[Item position entries]
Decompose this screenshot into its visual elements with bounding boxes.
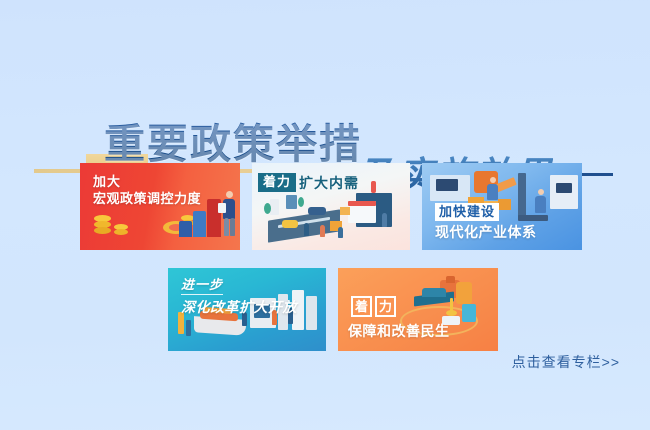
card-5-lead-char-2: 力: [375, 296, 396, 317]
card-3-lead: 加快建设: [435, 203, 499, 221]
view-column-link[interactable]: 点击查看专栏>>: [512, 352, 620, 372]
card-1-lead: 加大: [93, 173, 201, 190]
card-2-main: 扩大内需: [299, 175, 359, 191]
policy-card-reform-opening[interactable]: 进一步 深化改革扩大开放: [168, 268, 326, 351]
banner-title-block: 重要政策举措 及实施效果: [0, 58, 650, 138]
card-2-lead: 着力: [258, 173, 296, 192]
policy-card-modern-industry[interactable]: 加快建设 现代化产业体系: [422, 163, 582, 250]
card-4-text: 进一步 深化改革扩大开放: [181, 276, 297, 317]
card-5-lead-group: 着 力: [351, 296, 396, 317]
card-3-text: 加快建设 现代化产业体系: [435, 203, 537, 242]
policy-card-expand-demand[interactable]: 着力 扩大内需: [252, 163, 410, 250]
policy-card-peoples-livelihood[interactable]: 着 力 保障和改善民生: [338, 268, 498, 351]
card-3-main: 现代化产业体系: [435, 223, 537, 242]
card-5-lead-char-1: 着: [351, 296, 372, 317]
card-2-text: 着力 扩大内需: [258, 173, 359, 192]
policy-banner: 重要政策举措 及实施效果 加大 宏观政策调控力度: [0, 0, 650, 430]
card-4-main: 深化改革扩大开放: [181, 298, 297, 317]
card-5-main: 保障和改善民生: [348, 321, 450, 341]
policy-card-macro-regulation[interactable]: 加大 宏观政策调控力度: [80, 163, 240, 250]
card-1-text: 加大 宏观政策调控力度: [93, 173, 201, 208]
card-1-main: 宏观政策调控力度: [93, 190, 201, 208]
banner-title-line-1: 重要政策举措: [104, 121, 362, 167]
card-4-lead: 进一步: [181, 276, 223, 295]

GIVEN INSTRUCTION: Rewrite all the records above, changing every "interactable" to "clickable" and leaving all other text unchanged. Omit the pictures from your answer.

RESPONSE TO THIS EXERCISE:
Decompose this screenshot into its visual elements with bounding boxes.
card-5-lead-char-2: 力: [375, 296, 396, 317]
card-3-lead: 加快建设: [435, 203, 499, 221]
view-column-link[clickable]: 点击查看专栏>>: [512, 352, 620, 372]
card-1-lead: 加大: [93, 173, 201, 190]
card-2-main: 扩大内需: [299, 175, 359, 191]
policy-card-reform-opening[clickable]: 进一步 深化改革扩大开放: [168, 268, 326, 351]
banner-title-block: 重要政策举措 及实施效果: [0, 58, 650, 138]
card-2-lead: 着力: [258, 173, 296, 192]
policy-card-modern-industry[clickable]: 加快建设 现代化产业体系: [422, 163, 582, 250]
card-4-text: 进一步 深化改革扩大开放: [181, 276, 297, 317]
card-5-lead-group: 着 力: [351, 296, 396, 317]
card-3-text: 加快建设 现代化产业体系: [435, 203, 537, 242]
policy-card-expand-demand[clickable]: 着力 扩大内需: [252, 163, 410, 250]
policy-card-peoples-livelihood[clickable]: 着 力 保障和改善民生: [338, 268, 498, 351]
card-3-main: 现代化产业体系: [435, 223, 537, 242]
card-5-lead-char-1: 着: [351, 296, 372, 317]
card-2-text: 着力 扩大内需: [258, 173, 359, 192]
policy-banner: 重要政策举措 及实施效果 加大 宏观政策调控力度: [0, 0, 650, 430]
card-4-main: 深化改革扩大开放: [181, 298, 297, 317]
card-5-main: 保障和改善民生: [348, 321, 450, 341]
policy-card-macro-regulation[clickable]: 加大 宏观政策调控力度: [80, 163, 240, 250]
card-1-text: 加大 宏观政策调控力度: [93, 173, 201, 208]
card-1-main: 宏观政策调控力度: [93, 190, 201, 208]
banner-title-line-1: 重要政策举措: [104, 121, 362, 167]
card-4-lead: 进一步: [181, 276, 223, 295]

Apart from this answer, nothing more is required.